----- Listed entries -----
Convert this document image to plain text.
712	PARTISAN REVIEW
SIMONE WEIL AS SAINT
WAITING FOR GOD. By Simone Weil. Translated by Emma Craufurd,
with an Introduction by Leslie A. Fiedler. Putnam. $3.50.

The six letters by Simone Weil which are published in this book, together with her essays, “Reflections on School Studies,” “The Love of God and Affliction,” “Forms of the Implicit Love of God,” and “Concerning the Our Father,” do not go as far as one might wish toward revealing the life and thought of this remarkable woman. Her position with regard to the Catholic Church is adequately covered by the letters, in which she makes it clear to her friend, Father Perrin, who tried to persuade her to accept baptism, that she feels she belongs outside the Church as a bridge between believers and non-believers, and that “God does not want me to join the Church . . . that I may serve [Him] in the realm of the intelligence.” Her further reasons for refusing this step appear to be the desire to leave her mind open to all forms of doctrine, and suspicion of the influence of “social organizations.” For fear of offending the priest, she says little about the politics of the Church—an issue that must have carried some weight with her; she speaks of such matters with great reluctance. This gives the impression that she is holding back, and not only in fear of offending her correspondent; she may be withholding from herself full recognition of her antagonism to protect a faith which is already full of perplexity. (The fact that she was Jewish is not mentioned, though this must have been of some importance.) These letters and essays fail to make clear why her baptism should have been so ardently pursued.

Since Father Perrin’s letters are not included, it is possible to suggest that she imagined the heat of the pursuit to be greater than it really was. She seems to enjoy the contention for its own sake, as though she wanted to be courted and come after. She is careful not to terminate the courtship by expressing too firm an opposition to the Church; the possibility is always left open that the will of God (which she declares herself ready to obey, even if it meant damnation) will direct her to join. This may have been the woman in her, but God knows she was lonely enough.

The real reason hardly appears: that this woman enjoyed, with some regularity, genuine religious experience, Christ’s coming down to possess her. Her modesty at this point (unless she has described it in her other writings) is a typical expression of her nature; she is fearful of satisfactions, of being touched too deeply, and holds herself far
-----
Please output the entries above, every line exactly as it reads.

Convert this document image to plain text.
712	PARTISAN REVIEW
SIMONE WEIL AS SAINT
WAITING FOR GOD. By Simone Weil. Translated by Emma Craufurd,
with an Introduction by Leslie A. Fiedler. Putnam. $3.50.

The six letters by Simone Weil which are published in this book, together with her essays, “Reflections on School Studies,” “The Love of God and Affliction,” “Forms of the Implicit Love of God,” and “Concerning the Our Father,” do not go as far as one might wish toward revealing the life and thought of this remarkable woman. Her position with regard to the Catholic Church is adequately covered by the letters, in which she makes it clear to her friend, Father Perrin, who tried to persuade her to accept baptism, that she feels she belongs outside the Church as a bridge between believers and non-believers, and that “God does not want me to join the Church . . . that I may serve [Him] in the realm of the intelligence.” Her further reasons for refusing this step appear to be the desire to leave her mind open to all forms of doctrine, and suspicion of the influence of “social organizations.” For fear of offending the priest, she says little about the politics of the Church—an issue that must have carried some weight with her; she speaks of such matters with great reluctance. This gives the impression that she is holding back, and not only in fear of offending her correspondent; she may be withholding from herself full recognition of her antagonism to protect a faith which is already full of perplexity. (The fact that she was Jewish is not mentioned, though this must have been of some importance.) These letters and essays fail to make clear why her baptism should have been so ardently pursued.

Since Father Perrin’s letters are not included, it is possible to suggest that she imagined the heat of the pursuit to be greater than it really was. She seems to enjoy the contention for its own sake, as though she wanted to be courted and come after. She is careful not to terminate the courtship by expressing too firm an opposition to the Church; the possibility is always left open that the will of God (which she declares herself ready to obey, even if it meant damnation) will direct her to join. This may have been the woman in her, but God knows she was lonely enough.

The real reason hardly appears: that this woman enjoyed, with some regularity, genuine religious experience, Christ’s coming down to possess her. Her modesty at this point (unless she has described it in her other writings) is a typical expression of her nature; she is fearful of satisfactions, of being touched too deeply, and holds herself far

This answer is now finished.